Литмир - Электронная Библиотека

Руководители „Свенск фильм индустри”, очевидно, полагали, что слишком явно выраженный национальный характер кинопроизведений, например фильмов Шестрома, является препятствием для их широкого распространения. Они уговорили Штиллера снимать бульварные космополитические комедии, действие которых происходит в роскошных салонах, похожих на голливудские. Действие фильма „Эротикон” могло с таким же успехом происходить в Лонг-Айленде, в лондонском Уэст-Энде, в Нэйи или в окрестностях Курфюрстендама в Берлине. Во всех случаях это была бы среда „десяти тысяч привилегированных, которые изнывают и страдают от тунеядства”, от полной праздности. Резец в руках скульптора, отделывающего ногу статуи, несколько символичен, а работа профессора над жесткокрылыми — просто предлог для легкой и вычурной комедии на тему о полигамии. Эти „занятия” для двух героев имеют не больше значения, чем авиация или автомобиль для барона Феликса или скучающие позы героини, перебирающей с пресыщенным и усталым видом роскошные меха, которые ей предлагает портной. Герои скучают и флиртуют, для настоящей любви нет места.

Режиссерское мастерство Штиллера ошеломляет. Однако он допускает упрощенность в монтаже (сцена ссоры героини со скульптором) и в схематично-карикатурном плане дает характеристики комических персонажей, например старого профессора. Но построение кадра, раскадровка, монтаж и руководство игрой актеров просто удивляют. Среди исполнителей ролей выделяется блестящей игрой Тора Тейе, театральная актриса, снимавшаяся до того в двух фильмах Шестрома — „Карин, Ингмарова дочь” и „Сандомирский монастырь”[177]. Живая манера игры и ее ирония несравненны. Однако и ее трактовка образа и весь тон фильма — все служит лишь для того, чтобы рассмешить публику. Никакой сатирической направленности в картине нет. Беззубый, веселый юмор носит всепрощающий, не обвиняющий характер. Под внешней непринужденностью чувствуется ханжество и восхищение „высшим светом”. Это не Бомарше и даже не Мариво. Если бы не неоспоримый талант в построении кинорассказа, не пластическое мастерство, картина прониклась бы духом Марселя Прево или Абеля Эрмана.

------------------------------

* ЗАДАНИЕ:
Воспроизведите целиком и дословно приведенный выше текст о фильме Штиллера „Эротикон”.

* ИСХОДНЫЕ ДАННЫЕ:
------------------------------

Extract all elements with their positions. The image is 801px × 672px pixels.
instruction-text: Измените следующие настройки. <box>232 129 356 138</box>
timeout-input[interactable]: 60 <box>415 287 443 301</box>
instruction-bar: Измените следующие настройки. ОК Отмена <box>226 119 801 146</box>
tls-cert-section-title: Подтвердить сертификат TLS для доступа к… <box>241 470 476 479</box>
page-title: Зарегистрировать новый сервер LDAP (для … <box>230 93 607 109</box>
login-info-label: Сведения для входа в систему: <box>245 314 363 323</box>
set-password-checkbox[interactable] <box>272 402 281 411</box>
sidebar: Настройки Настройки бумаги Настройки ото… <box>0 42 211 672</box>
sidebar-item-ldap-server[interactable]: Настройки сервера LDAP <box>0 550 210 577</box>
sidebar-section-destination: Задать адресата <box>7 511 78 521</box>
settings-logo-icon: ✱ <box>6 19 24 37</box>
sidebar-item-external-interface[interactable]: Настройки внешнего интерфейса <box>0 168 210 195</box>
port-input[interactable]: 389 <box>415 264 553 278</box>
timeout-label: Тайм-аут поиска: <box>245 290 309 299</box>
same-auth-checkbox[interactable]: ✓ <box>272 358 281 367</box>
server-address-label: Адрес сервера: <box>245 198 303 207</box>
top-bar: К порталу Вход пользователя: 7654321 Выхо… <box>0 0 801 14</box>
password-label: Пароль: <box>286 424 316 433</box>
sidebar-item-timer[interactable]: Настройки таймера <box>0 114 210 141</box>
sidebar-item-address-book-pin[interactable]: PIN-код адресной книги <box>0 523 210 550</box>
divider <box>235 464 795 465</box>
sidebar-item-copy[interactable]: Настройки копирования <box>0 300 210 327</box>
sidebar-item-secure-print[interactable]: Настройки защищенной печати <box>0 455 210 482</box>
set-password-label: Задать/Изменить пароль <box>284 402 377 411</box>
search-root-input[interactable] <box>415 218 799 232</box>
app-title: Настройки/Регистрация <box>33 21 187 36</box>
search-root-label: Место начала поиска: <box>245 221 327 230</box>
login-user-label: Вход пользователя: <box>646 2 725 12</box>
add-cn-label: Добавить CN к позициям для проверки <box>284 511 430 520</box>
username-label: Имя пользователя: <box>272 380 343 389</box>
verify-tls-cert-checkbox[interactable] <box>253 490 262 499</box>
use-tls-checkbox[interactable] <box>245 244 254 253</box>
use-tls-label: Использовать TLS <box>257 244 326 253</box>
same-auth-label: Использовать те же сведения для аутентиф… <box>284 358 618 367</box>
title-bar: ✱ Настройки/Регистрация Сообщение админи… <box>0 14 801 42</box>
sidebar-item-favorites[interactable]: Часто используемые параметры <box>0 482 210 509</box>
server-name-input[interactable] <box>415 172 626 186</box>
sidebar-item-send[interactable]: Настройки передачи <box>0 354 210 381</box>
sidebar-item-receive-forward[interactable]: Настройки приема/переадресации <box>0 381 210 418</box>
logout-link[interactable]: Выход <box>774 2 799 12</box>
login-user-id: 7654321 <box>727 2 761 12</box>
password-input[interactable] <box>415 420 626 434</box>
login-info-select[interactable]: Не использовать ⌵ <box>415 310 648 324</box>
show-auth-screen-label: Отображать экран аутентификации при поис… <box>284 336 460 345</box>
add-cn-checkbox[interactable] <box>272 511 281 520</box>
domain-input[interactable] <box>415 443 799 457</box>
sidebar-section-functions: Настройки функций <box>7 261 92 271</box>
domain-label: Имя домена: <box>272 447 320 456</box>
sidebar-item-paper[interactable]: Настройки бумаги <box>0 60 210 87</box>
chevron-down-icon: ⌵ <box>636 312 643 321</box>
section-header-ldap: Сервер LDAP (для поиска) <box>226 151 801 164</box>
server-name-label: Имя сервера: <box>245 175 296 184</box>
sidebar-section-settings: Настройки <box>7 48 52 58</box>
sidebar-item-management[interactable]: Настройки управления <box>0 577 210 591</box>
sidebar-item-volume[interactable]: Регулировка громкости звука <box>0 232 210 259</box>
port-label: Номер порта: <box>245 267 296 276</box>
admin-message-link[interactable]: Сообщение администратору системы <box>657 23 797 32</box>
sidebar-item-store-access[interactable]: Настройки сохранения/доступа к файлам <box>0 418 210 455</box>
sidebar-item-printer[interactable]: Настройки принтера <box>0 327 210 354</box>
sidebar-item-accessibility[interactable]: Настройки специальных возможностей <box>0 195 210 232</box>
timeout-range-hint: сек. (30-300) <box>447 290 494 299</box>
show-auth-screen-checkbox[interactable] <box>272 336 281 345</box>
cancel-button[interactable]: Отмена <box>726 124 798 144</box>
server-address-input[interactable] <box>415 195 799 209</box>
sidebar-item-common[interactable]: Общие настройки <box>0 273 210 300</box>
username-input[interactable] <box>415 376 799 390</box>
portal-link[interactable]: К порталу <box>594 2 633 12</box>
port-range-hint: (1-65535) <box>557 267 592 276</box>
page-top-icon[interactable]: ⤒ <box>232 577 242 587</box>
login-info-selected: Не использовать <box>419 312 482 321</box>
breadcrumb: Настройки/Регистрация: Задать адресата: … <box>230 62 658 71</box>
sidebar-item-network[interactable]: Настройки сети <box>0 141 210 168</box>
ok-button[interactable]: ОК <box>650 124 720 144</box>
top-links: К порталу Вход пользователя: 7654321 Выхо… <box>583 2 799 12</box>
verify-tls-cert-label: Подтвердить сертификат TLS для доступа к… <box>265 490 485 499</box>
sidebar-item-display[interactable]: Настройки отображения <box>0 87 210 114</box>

------------------------------

* РЕШЕНИЕ ЗАДАЧИ:
Литмир - Электронная Библиотека

Руководители „Свенск фильм индустри”, очевидно, полагали, что слишком явно выраженный национальный характер кинопроизведений, например фильмов Шестрома, является препятствием для их широкого распространения. Они уговорили Штиллера снимать бульварные космополитические комедии, действие которых происходит в роскошных салонах, похожих на голливудские. Действие фильма „Эротикон” могло с таким же успехом происходить в Лонг-Айленде, в лондонском Уэст-Энде, в Нэйи или в окрестностях Курфюрстендама в Берлине. Во всех случаях это была бы среда „десяти тысяч привилегированных, которые изнывают и страдают от тунеядства”, от полной праздности. Резец в руках скульптора, отделывающего ногу статуи, несколько символичен, а работа профессора над жесткокрылыми — просто предлог для легкой и вычурной комедии на тему о полигамии. Эти „занятия” для двух героев имеют не больше значения, чем авиация или автомобиль для барона Феликса или скучающие позы героини, перебирающей с пресыщенным и усталым видом роскошные меха, которые ей предлагает портной. Герои скучают и флиртуют, для настоящей любви нет места.

Режиссерское мастерство Штиллера ошеломляет. Однако он допускает упрощенность в монтаже (сцена ссоры героини со скульптором) и в схематично-карикатурном плане дает характеристики комических персонажей, например старого профессора. Но построение кадра, раскадровка, монтаж и руководство игрой актеров просто удивляют. Среди исполнителей ролей выделяется блестящей игрой Тора Тейе, театральная актриса, снимавшаяся до того в двух фильмах Шестрома — „Карин, Ингмарова дочь” и „Сандомирский монастырь”[177]. Живая манера игры и ее ирония несравненны. Однако и ее трактовка образа и весь тон фильма — все служит лишь для того, чтобы рассмешить публику. Никакой сатирической направленности в картине нет. Беззубый, веселый юмор носит всепрощающий, не обвиняющий характер. Под внешней непринужденностью чувствуется ханжество и восхищение „высшим светом”. Это не Бомарше и даже не Мариво. Если бы не неоспоримый талант в построении кинорассказа, не пластическое мастерство, картина прониклась бы духом Марселя Прево или Абеля Эрмана.